Instructions for the task
Return every record verbatim.

Entries shown

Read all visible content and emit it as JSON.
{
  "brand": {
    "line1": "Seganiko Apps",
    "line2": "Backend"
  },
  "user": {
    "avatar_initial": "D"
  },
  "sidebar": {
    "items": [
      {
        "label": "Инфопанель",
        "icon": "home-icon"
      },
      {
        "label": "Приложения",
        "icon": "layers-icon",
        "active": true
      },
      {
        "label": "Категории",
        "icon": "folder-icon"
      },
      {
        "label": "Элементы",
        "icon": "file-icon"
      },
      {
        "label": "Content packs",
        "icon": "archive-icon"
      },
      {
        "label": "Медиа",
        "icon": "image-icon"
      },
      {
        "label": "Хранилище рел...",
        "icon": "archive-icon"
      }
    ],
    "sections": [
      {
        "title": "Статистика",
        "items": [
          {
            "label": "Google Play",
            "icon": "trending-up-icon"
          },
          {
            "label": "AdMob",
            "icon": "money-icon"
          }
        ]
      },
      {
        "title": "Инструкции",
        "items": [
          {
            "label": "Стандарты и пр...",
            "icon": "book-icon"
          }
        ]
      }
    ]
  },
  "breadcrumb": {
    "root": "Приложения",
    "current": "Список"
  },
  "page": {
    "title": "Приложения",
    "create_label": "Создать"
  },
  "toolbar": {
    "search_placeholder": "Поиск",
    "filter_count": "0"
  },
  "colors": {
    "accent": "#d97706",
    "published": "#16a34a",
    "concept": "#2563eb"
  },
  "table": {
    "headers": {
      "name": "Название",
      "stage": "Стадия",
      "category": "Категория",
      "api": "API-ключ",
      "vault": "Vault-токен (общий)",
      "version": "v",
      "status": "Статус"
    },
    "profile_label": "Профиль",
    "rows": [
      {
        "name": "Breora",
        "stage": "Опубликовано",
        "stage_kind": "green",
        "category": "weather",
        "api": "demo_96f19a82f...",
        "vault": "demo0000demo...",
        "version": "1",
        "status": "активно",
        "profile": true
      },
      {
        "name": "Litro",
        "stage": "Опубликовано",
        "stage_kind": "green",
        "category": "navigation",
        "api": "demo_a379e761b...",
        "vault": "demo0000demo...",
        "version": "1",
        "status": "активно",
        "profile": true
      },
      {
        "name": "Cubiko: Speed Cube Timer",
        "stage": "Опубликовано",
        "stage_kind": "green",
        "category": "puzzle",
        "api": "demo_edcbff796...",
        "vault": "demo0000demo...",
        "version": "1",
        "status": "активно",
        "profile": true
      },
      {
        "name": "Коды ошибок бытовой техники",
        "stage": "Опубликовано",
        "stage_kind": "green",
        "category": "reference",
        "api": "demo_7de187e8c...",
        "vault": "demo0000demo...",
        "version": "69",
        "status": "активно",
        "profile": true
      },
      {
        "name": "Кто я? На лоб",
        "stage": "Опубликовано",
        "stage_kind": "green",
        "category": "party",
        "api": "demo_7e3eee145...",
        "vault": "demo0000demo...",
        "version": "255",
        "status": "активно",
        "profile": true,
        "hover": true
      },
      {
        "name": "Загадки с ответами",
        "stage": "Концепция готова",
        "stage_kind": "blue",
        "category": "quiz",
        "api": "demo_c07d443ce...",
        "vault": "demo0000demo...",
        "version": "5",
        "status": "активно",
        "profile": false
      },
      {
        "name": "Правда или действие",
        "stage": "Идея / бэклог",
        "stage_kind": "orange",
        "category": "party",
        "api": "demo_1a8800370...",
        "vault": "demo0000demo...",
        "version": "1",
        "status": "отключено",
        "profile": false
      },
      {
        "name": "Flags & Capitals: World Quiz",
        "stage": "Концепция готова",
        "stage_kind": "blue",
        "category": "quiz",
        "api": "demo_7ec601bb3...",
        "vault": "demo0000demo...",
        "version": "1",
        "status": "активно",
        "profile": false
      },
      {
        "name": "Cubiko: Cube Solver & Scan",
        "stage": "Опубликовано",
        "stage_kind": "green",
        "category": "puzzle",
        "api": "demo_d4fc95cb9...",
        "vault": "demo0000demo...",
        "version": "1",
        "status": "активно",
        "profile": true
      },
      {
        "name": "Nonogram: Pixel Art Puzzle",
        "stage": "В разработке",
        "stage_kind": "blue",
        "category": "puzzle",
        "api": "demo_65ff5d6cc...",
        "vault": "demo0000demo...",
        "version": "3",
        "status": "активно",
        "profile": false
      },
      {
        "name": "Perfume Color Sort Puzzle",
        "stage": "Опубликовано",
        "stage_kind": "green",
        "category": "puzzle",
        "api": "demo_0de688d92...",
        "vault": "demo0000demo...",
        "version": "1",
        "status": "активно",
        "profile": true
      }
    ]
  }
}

Answer to the problem
Read all visible content and emit it as JSON.
{
  "brand": {
    "line1": "Seganiko Apps",
    "line2": "Backend"
  },
  "user": {
    "avatar_initial": "D"
  },
  "sidebar": {
    "items": [
      {
        "label": "Инфопанель",
        "icon": "home-icon"
      },
      {
        "label": "Приложения",
        "icon": "layers-icon",
        "active": true
      },
      {
        "label": "Категории",
        "icon": "folder-icon"
      },
      {
        "label": "Элементы",
        "icon": "file-icon"
      },
      {
        "label": "Content packs",
        "icon": "archive-icon"
      },
      {
        "label": "Медиа",
        "icon": "image-icon"
      },
      {
        "label": "Хранилище рел...",
        "icon": "archive-icon"
      }
    ],
    "sections": [
      {
        "title": "Статистика",
        "items": [
          {
            "label": "Google Play",
            "icon": "trending-up-icon"
          },
          {
            "label": "AdMob",
            "icon": "money-icon"
          }
        ]
      },
      {
        "title": "Инструкции",
        "items": [
          {
            "label": "Стандарты и пр...",
            "icon": "book-icon"
          }
        ]
      }
    ]
  },
  "breadcrumb": {
    "root": "Приложения",
    "current": "Список"
  },
  "page": {
    "title": "Приложения",
    "create_label": "Создать"
  },
  "toolbar": {
    "search_placeholder": "Поиск",
    "filter_count": "0"
  },
  "colors": {
    "accent": "#d97706",
    "published": "#16a34a",
    "concept": "#2563eb"
  },
  "table": {
    "headers": {
      "name": "Название",
      "stage": "Стадия",
      "category": "Категория",
      "api": "API-ключ",
      "vault": "Vault-токен (общий)",
      "version": "v",
      "status": "Статус"
    },
    "profile_label": "Профиль",
    "rows": [
      {
        "name": "Breora",
        "stage": "Опубликовано",
        "stage_kind": "green",
        "category": "weather",
        "api": "demo_96f19a82f...",
        "vault": "demo0000demo...",
        "version": "1",
        "status": "активно",
        "profile": true
      },
      {
        "name": "Litro",
        "stage": "Опубликовано",
        "stage_kind": "green",
        "category": "navigation",
        "api": "demo_a379e761b...",
        "vault": "demo0000demo...",
        "version": "1",
        "status": "активно",
        "profile": true
      },
      {
        "name": "Cubiko: Speed Cube Timer",
        "stage": "Опубликовано",
        "stage_kind": "green",
        "category": "puzzle",
        "api": "demo_edcbff796...",
        "vault": "demo0000demo...",
        "version": "1",
        "status": "активно",
        "profile": true
      },
      {
        "name": "Коды ошибок бытовой техники",
        "stage": "Опубликовано",
        "stage_kind": "green",
        "category": "reference",
        "api": "demo_7de187e8c...",
        "vault": "demo0000demo...",
        "version": "69",
        "status": "активно",
        "profile": true
      },
      {
        "name": "Кто я? На лоб",
        "stage": "Опубликовано",
        "stage_kind": "green",
        "category": "party",
        "api": "demo_7e3eee145...",
        "vault": "demo0000demo...",
        "version": "255",
        "status": "активно",
        "profile": true,
        "hover": true
      },
      {
        "name": "Загадки с ответами",
        "stage": "Концепция готова",
        "stage_kind": "blue",
        "category": "quiz",
        "api": "demo_c07d443ce...",
        "vault": "demo0000demo...",
        "version": "5",
        "status": "активно",
        "profile": false
      },
      {
        "name": "Правда или действие",
        "stage": "Идея / бэклог",
        "stage_kind": "orange",
        "category": "party",
        "api": "demo_1a8800370...",
        "vault": "demo0000demo...",
        "version": "1",
        "status": "отключено",
        "profile": false
      },
      {
        "name": "Flags & Capitals: World Quiz",
        "stage": "Концепция готова",
        "stage_kind": "blue",
        "category": "quiz",
        "api": "demo_7ec601bb3...",
        "vault": "demo0000demo...",
        "version": "1",
        "status": "активно",
        "profile": false
      },
      {
        "name": "Cubiko: Cube Solver & Scan",
        "stage": "Опубликовано",
        "stage_kind": "green",
        "category": "puzzle",
        "api": "demo_d4fc95cb9...",
        "vault": "demo0000demo...",
        "version": "1",
        "status": "активно",
        "profile": true
      },
      {
        "name": "Nonogram: Pixel Art Puzzle",
        "stage": "В разработке",
        "stage_kind": "blue",
        "category": "puzzle",
        "api": "demo_65ff5d6cc...",
        "vault": "demo0000demo...",
        "version": "3",
        "status": "активно",
        "profile": false
      },
      {
        "name": "Perfume Color Sort Puzzle",
        "stage": "Опубликовано",
        "stage_kind": "green",
        "category": "puzzle",
        "api": "demo_0de688d92...",
        "vault": "demo0000demo...",
        "version": "1",
        "status": "активно",
        "profile": true
      }
    ]
  }
}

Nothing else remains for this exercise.